[Start of PROVIDED RECORDS]

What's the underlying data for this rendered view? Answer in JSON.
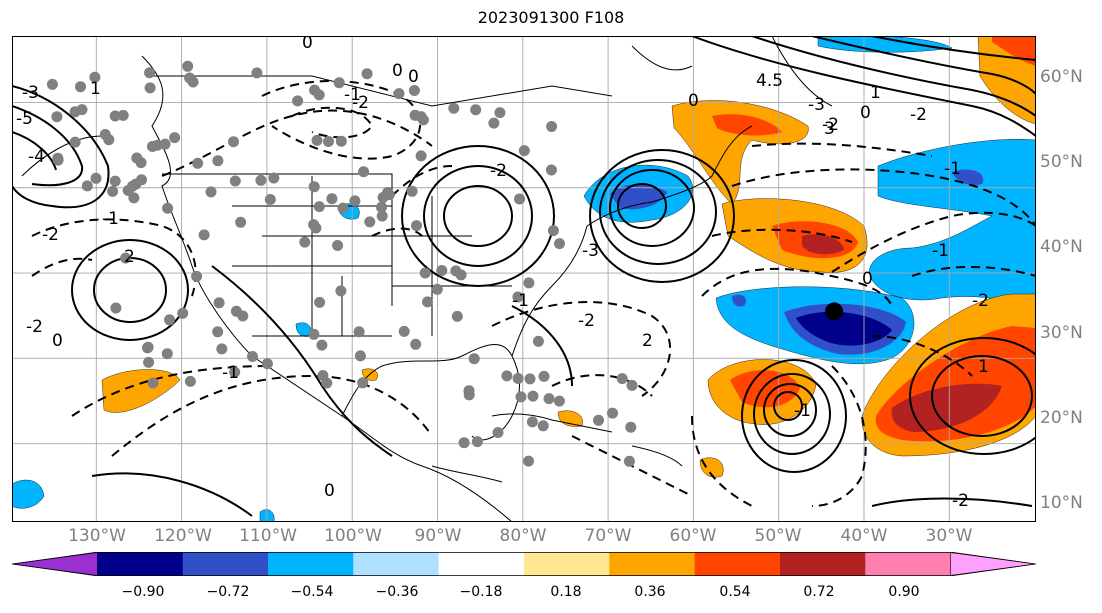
{
  "title": "2023091300 F108",
  "lat_labels": [
    "60°N",
    "50°N",
    "40°N",
    "30°N",
    "20°N",
    "10°N"
  ],
  "lon_labels": [
    "130°W",
    "120°W",
    "110°W",
    "100°W",
    "90°W",
    "80°W",
    "70°W",
    "60°W",
    "50°W",
    "40°W",
    "30°W"
  ],
  "colorbar": {
    "ticks": [
      "−0.90",
      "−0.72",
      "−0.54",
      "−0.36",
      "−0.18",
      "0.18",
      "0.36",
      "0.54",
      "0.72",
      "0.90"
    ],
    "colors": [
      "#9b30d0",
      "#00008b",
      "#3050c8",
      "#00b4ff",
      "#b0e0ff",
      "#ffffff",
      "#ffe890",
      "#ffa500",
      "#ff4500",
      "#b22222",
      "#ff80b0",
      "#ffa0ff"
    ]
  },
  "contour_labels": [
    "0",
    "0",
    "-1",
    "-2",
    "-3",
    "-5",
    "-4",
    "1",
    "-2",
    "-1",
    "0",
    "-2",
    "-1",
    "2",
    "-2",
    "0",
    "-1",
    "-2",
    "2",
    "-1",
    "-3",
    "4.5",
    "3",
    "1",
    "-3",
    "-2",
    "0",
    "-1",
    "-2",
    "1",
    "-2",
    "0",
    "0",
    "-1",
    "-2",
    "0"
  ],
  "marker": {
    "lon": -43.5,
    "lat": 35.5
  }
}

[End of PROVIDED RECORDS]

Reproduce the entries above word for word. Pictures stay out.

What's the underlying data for this rendered view? Answer in JSON.
{
  "title": "2023091300 F108",
  "lat_labels": [
    "60°N",
    "50°N",
    "40°N",
    "30°N",
    "20°N",
    "10°N"
  ],
  "lon_labels": [
    "130°W",
    "120°W",
    "110°W",
    "100°W",
    "90°W",
    "80°W",
    "70°W",
    "60°W",
    "50°W",
    "40°W",
    "30°W"
  ],
  "colorbar": {
    "ticks": [
      "−0.90",
      "−0.72",
      "−0.54",
      "−0.36",
      "−0.18",
      "0.18",
      "0.36",
      "0.54",
      "0.72",
      "0.90"
    ],
    "colors": [
      "#9b30d0",
      "#00008b",
      "#3050c8",
      "#00b4ff",
      "#b0e0ff",
      "#ffffff",
      "#ffe890",
      "#ffa500",
      "#ff4500",
      "#b22222",
      "#ff80b0",
      "#ffa0ff"
    ]
  },
  "contour_labels": [
    "0",
    "0",
    "-1",
    "-2",
    "-3",
    "-5",
    "-4",
    "1",
    "-2",
    "-1",
    "0",
    "-2",
    "-1",
    "2",
    "-2",
    "0",
    "-1",
    "-2",
    "2",
    "-1",
    "-3",
    "4.5",
    "3",
    "1",
    "-3",
    "-2",
    "0",
    "-1",
    "-2",
    "1",
    "-2",
    "0",
    "0",
    "-1",
    "-2",
    "0"
  ],
  "marker": {
    "lon": -43.5,
    "lat": 35.5
  }
}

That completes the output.